- _Exercise task_
Every record should be written out exactly, please.

- _Stored rows_
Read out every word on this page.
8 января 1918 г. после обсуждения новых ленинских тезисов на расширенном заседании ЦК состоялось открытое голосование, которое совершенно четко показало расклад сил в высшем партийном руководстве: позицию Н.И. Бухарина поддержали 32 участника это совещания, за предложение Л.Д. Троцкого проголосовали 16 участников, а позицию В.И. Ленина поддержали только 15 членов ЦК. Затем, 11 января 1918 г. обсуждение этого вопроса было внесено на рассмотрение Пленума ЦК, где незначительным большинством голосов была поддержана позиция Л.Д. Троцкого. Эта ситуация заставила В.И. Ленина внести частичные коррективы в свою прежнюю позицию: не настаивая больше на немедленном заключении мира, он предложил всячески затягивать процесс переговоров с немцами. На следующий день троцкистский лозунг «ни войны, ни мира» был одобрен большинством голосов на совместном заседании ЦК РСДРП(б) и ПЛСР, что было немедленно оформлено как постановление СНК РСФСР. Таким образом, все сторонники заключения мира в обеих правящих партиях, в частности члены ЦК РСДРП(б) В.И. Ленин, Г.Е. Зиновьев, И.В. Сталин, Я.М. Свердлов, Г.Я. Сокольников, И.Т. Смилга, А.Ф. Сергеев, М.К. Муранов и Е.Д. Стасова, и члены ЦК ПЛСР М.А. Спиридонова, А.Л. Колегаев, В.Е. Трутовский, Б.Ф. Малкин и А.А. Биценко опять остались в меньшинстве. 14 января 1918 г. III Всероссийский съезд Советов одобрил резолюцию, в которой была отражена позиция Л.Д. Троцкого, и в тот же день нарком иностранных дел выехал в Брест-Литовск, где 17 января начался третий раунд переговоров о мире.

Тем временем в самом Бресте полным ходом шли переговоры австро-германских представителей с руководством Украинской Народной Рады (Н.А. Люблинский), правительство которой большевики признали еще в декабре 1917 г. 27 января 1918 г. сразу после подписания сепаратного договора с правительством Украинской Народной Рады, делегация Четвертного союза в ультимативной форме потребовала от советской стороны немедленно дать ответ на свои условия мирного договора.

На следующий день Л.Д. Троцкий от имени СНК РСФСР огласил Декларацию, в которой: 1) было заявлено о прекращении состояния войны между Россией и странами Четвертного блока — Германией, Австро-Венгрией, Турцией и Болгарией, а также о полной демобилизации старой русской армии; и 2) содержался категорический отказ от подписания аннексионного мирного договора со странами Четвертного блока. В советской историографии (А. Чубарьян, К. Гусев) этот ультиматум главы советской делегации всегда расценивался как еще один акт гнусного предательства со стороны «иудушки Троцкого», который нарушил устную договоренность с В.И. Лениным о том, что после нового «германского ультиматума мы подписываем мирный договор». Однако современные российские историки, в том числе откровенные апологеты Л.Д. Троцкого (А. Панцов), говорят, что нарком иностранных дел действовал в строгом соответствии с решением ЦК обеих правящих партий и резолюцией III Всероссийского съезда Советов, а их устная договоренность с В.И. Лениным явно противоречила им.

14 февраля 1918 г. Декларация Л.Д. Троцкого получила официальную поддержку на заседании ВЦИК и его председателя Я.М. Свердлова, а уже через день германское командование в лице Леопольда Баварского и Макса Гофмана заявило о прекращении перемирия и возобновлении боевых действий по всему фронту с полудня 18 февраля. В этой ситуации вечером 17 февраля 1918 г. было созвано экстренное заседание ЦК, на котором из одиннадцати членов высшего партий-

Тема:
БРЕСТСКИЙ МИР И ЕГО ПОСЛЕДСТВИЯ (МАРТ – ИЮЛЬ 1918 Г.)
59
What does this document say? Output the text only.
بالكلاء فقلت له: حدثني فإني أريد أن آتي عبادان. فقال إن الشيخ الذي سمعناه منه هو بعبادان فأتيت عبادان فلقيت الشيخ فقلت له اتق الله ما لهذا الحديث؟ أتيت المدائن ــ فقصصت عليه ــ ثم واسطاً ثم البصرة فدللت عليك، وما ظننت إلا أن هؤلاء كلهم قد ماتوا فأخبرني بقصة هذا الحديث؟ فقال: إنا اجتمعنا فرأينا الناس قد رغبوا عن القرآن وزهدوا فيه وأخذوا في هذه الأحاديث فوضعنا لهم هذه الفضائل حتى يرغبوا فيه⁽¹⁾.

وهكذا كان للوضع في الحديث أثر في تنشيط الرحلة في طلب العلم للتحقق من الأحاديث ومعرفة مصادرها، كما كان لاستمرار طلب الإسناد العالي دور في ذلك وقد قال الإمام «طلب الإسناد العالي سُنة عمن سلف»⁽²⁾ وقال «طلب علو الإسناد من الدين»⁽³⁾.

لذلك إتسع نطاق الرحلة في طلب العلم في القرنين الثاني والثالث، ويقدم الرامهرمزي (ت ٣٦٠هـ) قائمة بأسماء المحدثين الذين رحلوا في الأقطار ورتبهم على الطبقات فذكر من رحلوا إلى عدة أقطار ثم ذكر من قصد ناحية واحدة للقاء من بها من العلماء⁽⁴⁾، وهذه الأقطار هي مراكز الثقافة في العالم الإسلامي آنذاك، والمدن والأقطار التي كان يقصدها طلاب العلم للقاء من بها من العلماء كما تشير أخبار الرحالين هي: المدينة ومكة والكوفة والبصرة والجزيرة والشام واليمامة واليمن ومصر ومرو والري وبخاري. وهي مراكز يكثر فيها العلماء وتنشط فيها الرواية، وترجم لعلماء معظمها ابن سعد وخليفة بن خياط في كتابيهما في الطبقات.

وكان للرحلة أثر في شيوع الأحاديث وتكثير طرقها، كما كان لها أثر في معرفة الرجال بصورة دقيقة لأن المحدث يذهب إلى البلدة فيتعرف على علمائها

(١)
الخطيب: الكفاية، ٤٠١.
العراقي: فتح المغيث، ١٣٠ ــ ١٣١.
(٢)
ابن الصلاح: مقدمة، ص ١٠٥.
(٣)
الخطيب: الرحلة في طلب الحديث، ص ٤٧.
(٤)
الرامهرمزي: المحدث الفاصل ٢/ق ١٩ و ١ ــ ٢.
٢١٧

- _Solution for this exercise_
Read out every word on this page.
8 января 1918 г. после обсуждения новых ленинских тезисов на расширенном заседании ЦК состоялось открытое голосование, которое совершенно четко показало расклад сил в высшем партийном руководстве: позицию Н.И. Бухарина поддержали 32 участника это совещания, за предложение Л.Д. Троцкого проголосовали 16 участников, а позицию В.И. Ленина поддержали только 15 членов ЦК. Затем, 11 января 1918 г. обсуждение этого вопроса было внесено на рассмотрение Пленума ЦК, где незначительным большинством голосов была поддержана позиция Л.Д. Троцкого. Эта ситуация заставила В.И. Ленина внести частичные коррективы в свою прежнюю позицию: не настаивая больше на немедленном заключении мира, он предложил всячески затягивать процесс переговоров с немцами. На следующий день троцкистский лозунг «ни войны, ни мира» был одобрен большинством голосов на совместном заседании ЦК РСДРП(б) и ПЛСР, что было немедленно оформлено как постановление СНК РСФСР. Таким образом, все сторонники заключения мира в обеих правящих партиях, в частности члены ЦК РСДРП(б) В.И. Ленин, Г.Е. Зиновьев, И.В. Сталин, Я.М. Свердлов, Г.Я. Сокольников, И.Т. Смилга, А.Ф. Сергеев, М.К. Муранов и Е.Д. Стасова, и члены ЦК ПЛСР М.А. Спиридонова, А.Л. Колегаев, В.Е. Трутовский, Б.Ф. Малкин и А.А. Биценко опять остались в меньшинстве. 14 января 1918 г. III Всероссийский съезд Советов одобрил резолюцию, в которой была отражена позиция Л.Д. Троцкого, и в тот же день нарком иностранных дел выехал в Брест-Литовск, где 17 января начался третий раунд переговоров о мире.

Тем временем в самом Бресте полным ходом шли переговоры австро-германских представителей с руководством Украинской Народной Рады (Н.А. Люблинский), правительство которой большевики признали еще в декабре 1917 г. 27 января 1918 г. сразу после подписания сепаратного договора с правительством Украинской Народной Рады, делегация Четвертного союза в ультимативной форме потребовала от советской стороны немедленно дать ответ на свои условия мирного договора.

На следующий день Л.Д. Троцкий от имени СНК РСФСР огласил Декларацию, в которой: 1) было заявлено о прекращении состояния войны между Россией и странами Четвертного блока — Германией, Австро-Венгрией, Турцией и Болгарией, а также о полной демобилизации старой русской армии; и 2) содержался категорический отказ от подписания аннексионного мирного договора со странами Четвертного блока. В советской историографии (А. Чубарьян, К. Гусев) этот ультиматум главы советской делегации всегда расценивался как еще один акт гнусного предательства со стороны «иудушки Троцкого», который нарушил устную договоренность с В.И. Лениным о том, что после нового «германского ультиматума мы подписываем мирный договор». Однако современные российские историки, в том числе откровенные апологеты Л.Д. Троцкого (А. Панцов), говорят, что нарком иностранных дел действовал в строгом соответствии с решением ЦК обеих правящих партий и резолюцией III Всероссийского съезда Советов, а их устная договоренность с В.И. Лениным явно противоречила им.

14 февраля 1918 г. Декларация Л.Д. Троцкого получила официальную поддержку на заседании ВЦИК и его председателя Я.М. Свердлова, а уже через день германское командование в лице Леопольда Баварского и Макса Гофмана заявило о прекращении перемирия и возобновлении боевых действий по всему фронту с полудня 18 февраля. В этой ситуации вечером 17 февраля 1918 г. было созвано экстренное заседание ЦК, на котором из одиннадцати членов высшего партий-

Тема:
БРЕСТСКИЙ МИР И ЕГО ПОСЛЕДСТВИЯ (МАРТ – ИЮЛЬ 1918 Г.)
59
What does this document say? Output the text only.
بالكلاء فقلت له: حدثني فإني أريد أن آتي عبادان. فقال إن الشيخ الذي سمعناه منه هو بعبادان فأتيت عبادان فلقيت الشيخ فقلت له اتق الله ما لهذا الحديث؟ أتيت المدائن ــ فقصصت عليه ــ ثم واسطاً ثم البصرة فدللت عليك، وما ظننت إلا أن هؤلاء كلهم قد ماتوا فأخبرني بقصة هذا الحديث؟ فقال: إنا اجتمعنا فرأينا الناس قد رغبوا عن القرآن وزهدوا فيه وأخذوا في هذه الأحاديث فوضعنا لهم هذه الفضائل حتى يرغبوا فيه⁽¹⁾.

وهكذا كان للوضع في الحديث أثر في تنشيط الرحلة في طلب العلم للتحقق من الأحاديث ومعرفة مصادرها، كما كان لاستمرار طلب الإسناد العالي دور في ذلك وقد قال الإمام «طلب الإسناد العالي سُنة عمن سلف»⁽²⁾ وقال «طلب علو الإسناد من الدين»⁽³⁾.

لذلك إتسع نطاق الرحلة في طلب العلم في القرنين الثاني والثالث، ويقدم الرامهرمزي (ت ٣٦٠هـ) قائمة بأسماء المحدثين الذين رحلوا في الأقطار ورتبهم على الطبقات فذكر من رحلوا إلى عدة أقطار ثم ذكر من قصد ناحية واحدة للقاء من بها من العلماء⁽⁴⁾، وهذه الأقطار هي مراكز الثقافة في العالم الإسلامي آنذاك، والمدن والأقطار التي كان يقصدها طلاب العلم للقاء من بها من العلماء كما تشير أخبار الرحالين هي: المدينة ومكة والكوفة والبصرة والجزيرة والشام واليمامة واليمن ومصر ومرو والري وبخاري. وهي مراكز يكثر فيها العلماء وتنشط فيها الرواية، وترجم لعلماء معظمها ابن سعد وخليفة بن خياط في كتابيهما في الطبقات.

وكان للرحلة أثر في شيوع الأحاديث وتكثير طرقها، كما كان لها أثر في معرفة الرجال بصورة دقيقة لأن المحدث يذهب إلى البلدة فيتعرف على علمائها

(١)
الخطيب: الكفاية، ٤٠١.
العراقي: فتح المغيث، ١٣٠ ــ ١٣١.
(٢)
ابن الصلاح: مقدمة، ص ١٠٥.
(٣)
الخطيب: الرحلة في طلب الحديث، ص ٤٧.
(٤)
الرامهرمزي: المحدث الفاصل ٢/ق ١٩ و ١ ــ ٢.
٢١٧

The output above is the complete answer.